Work to complete: From the listing that follows, output everything exactly except the pictures.

* begin Extracted material *

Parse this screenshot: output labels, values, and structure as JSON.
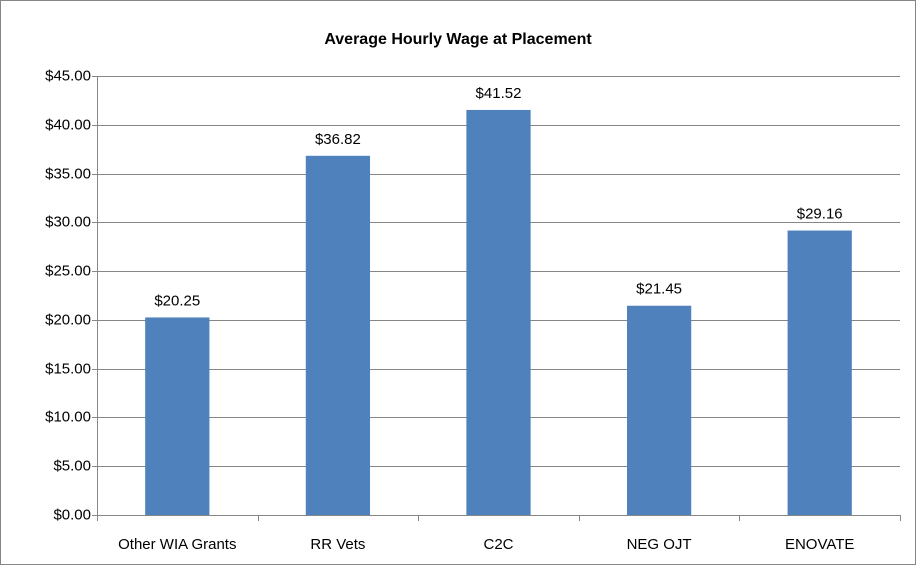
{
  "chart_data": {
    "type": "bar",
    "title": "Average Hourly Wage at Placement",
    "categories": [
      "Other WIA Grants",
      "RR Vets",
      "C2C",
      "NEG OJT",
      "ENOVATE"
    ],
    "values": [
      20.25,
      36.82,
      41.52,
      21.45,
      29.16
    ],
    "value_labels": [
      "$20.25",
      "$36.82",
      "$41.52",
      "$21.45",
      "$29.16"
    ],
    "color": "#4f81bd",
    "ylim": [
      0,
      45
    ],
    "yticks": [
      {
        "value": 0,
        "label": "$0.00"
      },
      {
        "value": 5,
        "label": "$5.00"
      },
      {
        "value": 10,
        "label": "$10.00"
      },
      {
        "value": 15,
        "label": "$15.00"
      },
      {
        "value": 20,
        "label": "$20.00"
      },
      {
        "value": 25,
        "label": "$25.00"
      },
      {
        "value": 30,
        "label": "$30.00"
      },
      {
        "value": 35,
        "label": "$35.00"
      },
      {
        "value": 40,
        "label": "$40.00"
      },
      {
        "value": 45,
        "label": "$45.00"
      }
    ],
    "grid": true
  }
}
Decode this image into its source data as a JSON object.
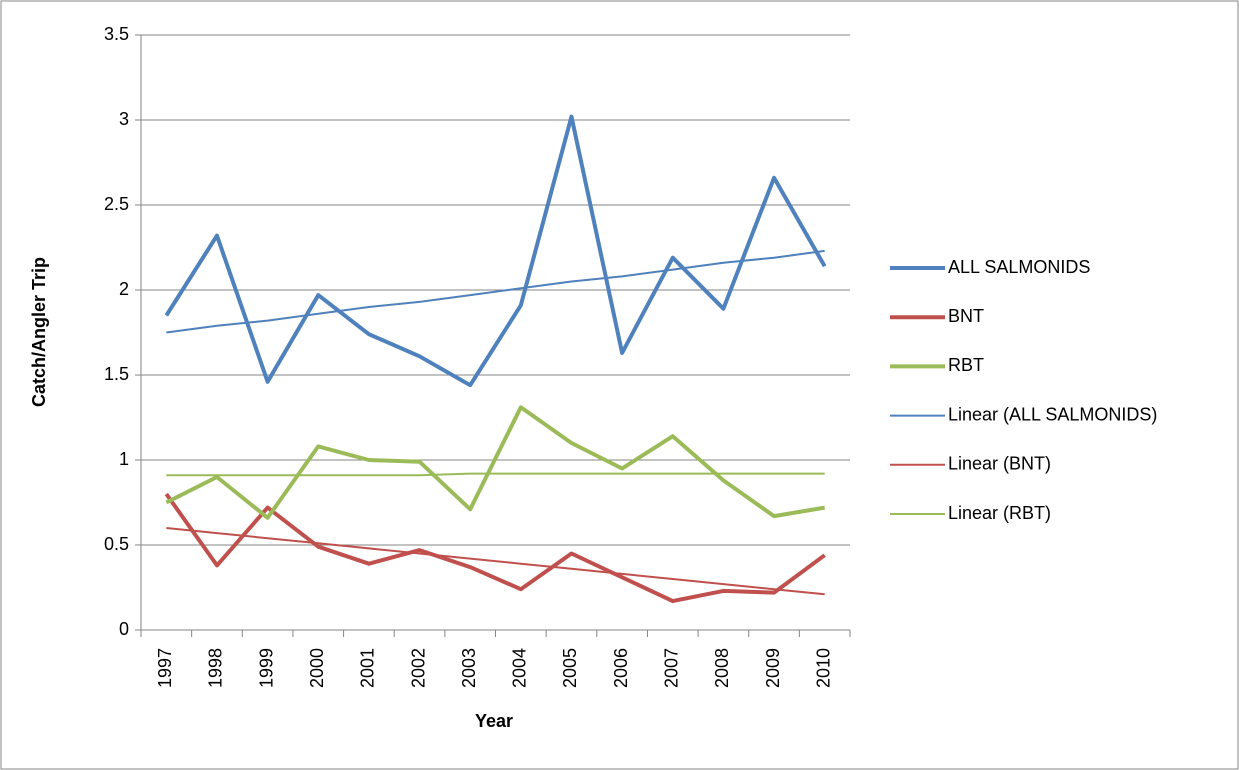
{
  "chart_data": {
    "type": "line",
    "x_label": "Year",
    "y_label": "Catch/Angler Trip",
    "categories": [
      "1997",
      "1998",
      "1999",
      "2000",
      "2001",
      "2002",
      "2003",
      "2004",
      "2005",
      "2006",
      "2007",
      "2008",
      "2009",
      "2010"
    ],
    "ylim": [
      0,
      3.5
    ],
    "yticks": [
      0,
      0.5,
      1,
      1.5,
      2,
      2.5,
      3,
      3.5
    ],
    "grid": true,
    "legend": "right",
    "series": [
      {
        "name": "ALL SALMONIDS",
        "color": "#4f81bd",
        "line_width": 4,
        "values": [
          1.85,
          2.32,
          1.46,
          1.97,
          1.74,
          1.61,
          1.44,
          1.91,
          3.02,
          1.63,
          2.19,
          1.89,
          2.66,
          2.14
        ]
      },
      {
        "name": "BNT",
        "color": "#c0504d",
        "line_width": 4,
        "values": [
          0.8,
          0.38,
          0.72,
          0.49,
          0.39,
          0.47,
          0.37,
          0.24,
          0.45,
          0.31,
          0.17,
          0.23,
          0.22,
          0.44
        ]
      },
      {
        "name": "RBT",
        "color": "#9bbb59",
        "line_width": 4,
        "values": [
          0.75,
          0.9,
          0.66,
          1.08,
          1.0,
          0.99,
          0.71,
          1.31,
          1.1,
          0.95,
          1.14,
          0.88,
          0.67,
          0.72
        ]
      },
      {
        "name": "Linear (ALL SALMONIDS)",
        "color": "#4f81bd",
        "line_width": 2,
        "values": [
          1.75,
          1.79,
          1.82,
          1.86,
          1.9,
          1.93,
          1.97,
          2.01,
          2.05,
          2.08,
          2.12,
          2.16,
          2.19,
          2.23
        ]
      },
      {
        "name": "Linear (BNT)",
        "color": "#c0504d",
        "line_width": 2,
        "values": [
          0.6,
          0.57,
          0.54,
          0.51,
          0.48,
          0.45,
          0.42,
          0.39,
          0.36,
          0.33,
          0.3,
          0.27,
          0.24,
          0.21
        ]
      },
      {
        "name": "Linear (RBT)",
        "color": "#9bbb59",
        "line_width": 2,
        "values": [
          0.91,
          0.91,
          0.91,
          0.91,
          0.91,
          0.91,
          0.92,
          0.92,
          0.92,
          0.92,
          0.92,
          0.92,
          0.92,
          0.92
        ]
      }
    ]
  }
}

* end Extracted material *

Output below:
Parse this screenshot: output labels, values, and structure as JSON.
{
  "chart_data": {
    "type": "bar",
    "title": "Average Hourly Wage at Placement",
    "categories": [
      "Other WIA Grants",
      "RR Vets",
      "C2C",
      "NEG OJT",
      "ENOVATE"
    ],
    "values": [
      20.25,
      36.82,
      41.52,
      21.45,
      29.16
    ],
    "value_labels": [
      "$20.25",
      "$36.82",
      "$41.52",
      "$21.45",
      "$29.16"
    ],
    "color": "#4f81bd",
    "ylim": [
      0,
      45
    ],
    "yticks": [
      {
        "value": 0,
        "label": "$0.00"
      },
      {
        "value": 5,
        "label": "$5.00"
      },
      {
        "value": 10,
        "label": "$10.00"
      },
      {
        "value": 15,
        "label": "$15.00"
      },
      {
        "value": 20,
        "label": "$20.00"
      },
      {
        "value": 25,
        "label": "$25.00"
      },
      {
        "value": 30,
        "label": "$30.00"
      },
      {
        "value": 35,
        "label": "$35.00"
      },
      {
        "value": 40,
        "label": "$40.00"
      },
      {
        "value": 45,
        "label": "$45.00"
      }
    ],
    "grid": true
  }
}
Decode this image into its source data as a JSON object.
{
  "chart_data": {
    "type": "line",
    "x_label": "Year",
    "y_label": "Catch/Angler Trip",
    "categories": [
      "1997",
      "1998",
      "1999",
      "2000",
      "2001",
      "2002",
      "2003",
      "2004",
      "2005",
      "2006",
      "2007",
      "2008",
      "2009",
      "2010"
    ],
    "ylim": [
      0,
      3.5
    ],
    "yticks": [
      0,
      0.5,
      1,
      1.5,
      2,
      2.5,
      3,
      3.5
    ],
    "grid": true,
    "legend": "right",
    "series": [
      {
        "name": "ALL SALMONIDS",
        "color": "#4f81bd",
        "line_width": 4,
        "values": [
          1.85,
          2.32,
          1.46,
          1.97,
          1.74,
          1.61,
          1.44,
          1.91,
          3.02,
          1.63,
          2.19,
          1.89,
          2.66,
          2.14
        ]
      },
      {
        "name": "BNT",
        "color": "#c0504d",
        "line_width": 4,
        "values": [
          0.8,
          0.38,
          0.72,
          0.49,
          0.39,
          0.47,
          0.37,
          0.24,
          0.45,
          0.31,
          0.17,
          0.23,
          0.22,
          0.44
        ]
      },
      {
        "name": "RBT",
        "color": "#9bbb59",
        "line_width": 4,
        "values": [
          0.75,
          0.9,
          0.66,
          1.08,
          1.0,
          0.99,
          0.71,
          1.31,
          1.1,
          0.95,
          1.14,
          0.88,
          0.67,
          0.72
        ]
      },
      {
        "name": "Linear (ALL SALMONIDS)",
        "color": "#4f81bd",
        "line_width": 2,
        "values": [
          1.75,
          1.79,
          1.82,
          1.86,
          1.9,
          1.93,
          1.97,
          2.01,
          2.05,
          2.08,
          2.12,
          2.16,
          2.19,
          2.23
        ]
      },
      {
        "name": "Linear (BNT)",
        "color": "#c0504d",
        "line_width": 2,
        "values": [
          0.6,
          0.57,
          0.54,
          0.51,
          0.48,
          0.45,
          0.42,
          0.39,
          0.36,
          0.33,
          0.3,
          0.27,
          0.24,
          0.21
        ]
      },
      {
        "name": "Linear (RBT)",
        "color": "#9bbb59",
        "line_width": 2,
        "values": [
          0.91,
          0.91,
          0.91,
          0.91,
          0.91,
          0.91,
          0.92,
          0.92,
          0.92,
          0.92,
          0.92,
          0.92,
          0.92,
          0.92
        ]
      }
    ]
  }
}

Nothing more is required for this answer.